Exercise: Look for the word "systems" in each line and report the count of matching lines, with nothing added.

Saved data entries

.....

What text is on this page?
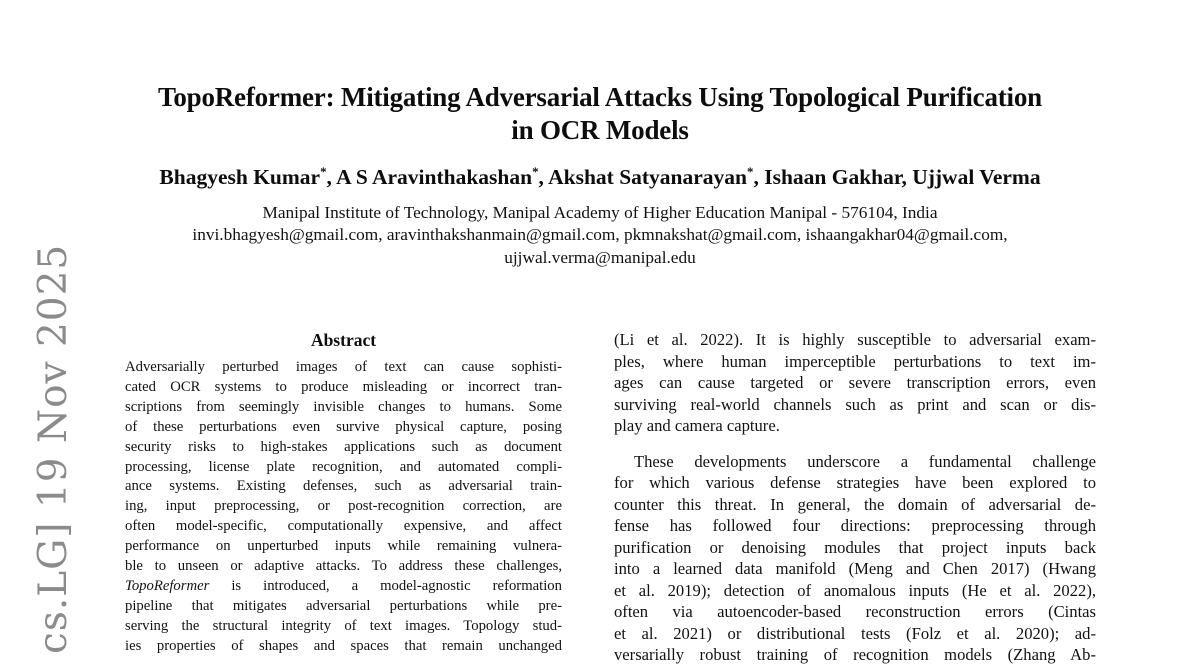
cs.LG] 19 Nov 2025
TopoReformer: Mitigating Adversarial Attacks Using Topological Purification
in OCR Models
Bhagyesh Kumar*, A S Aravinthakashan*, Akshat Satyanarayan*, Ishaan Gakhar, Ujjwal Verma
Manipal Institute of Technology, Manipal Academy of Higher Education Manipal - 576104, India
invi.bhagyesh@gmail.com, aravinthakshanmain@gmail.com, pkmnakshat@gmail.com, ishaangakhar04@gmail.com,
ujjwal.verma@manipal.edu
Abstract
Adversarially perturbed images of text can cause sophisti-
cated OCR systems to produce misleading or incorrect tran-
scriptions from seemingly invisible changes to humans. Some
of these perturbations even survive physical capture, posing
security risks to high-stakes applications such as document
processing, license plate recognition, and automated compli-
ance systems. Existing defenses, such as adversarial train-
ing, input preprocessing, or post-recognition correction, are
often model-specific, computationally expensive, and affect
performance on unperturbed inputs while remaining vulnera-
ble to unseen or adaptive attacks. To address these challenges,
TopoReformer is introduced, a model-agnostic reformation
pipeline that mitigates adversarial perturbations while pre-
serving the structural integrity of text images. Topology stud-
ies properties of shapes and spaces that remain unchanged
(Li et al. 2022). It is highly susceptible to adversarial exam-
ples, where human imperceptible perturbations to text im-
ages can cause targeted or severe transcription errors, even
surviving real-world channels such as print and scan or dis-
play and camera capture.
These developments underscore a fundamental challenge
for which various defense strategies have been explored to
counter this threat. In general, the domain of adversarial de-
fense has followed four directions: preprocessing through
purification or denoising modules that project inputs back
into a learned data manifold (Meng and Chen 2017) (Hwang
et al. 2019); detection of anomalous inputs (He et al. 2022),
often via autoencoder-based reconstruction errors (Cintas
et al. 2021) or distributional tests (Folz et al. 2020); ad-
versarially robust training of recognition models (Zhang Ab-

.....

Complete response: 2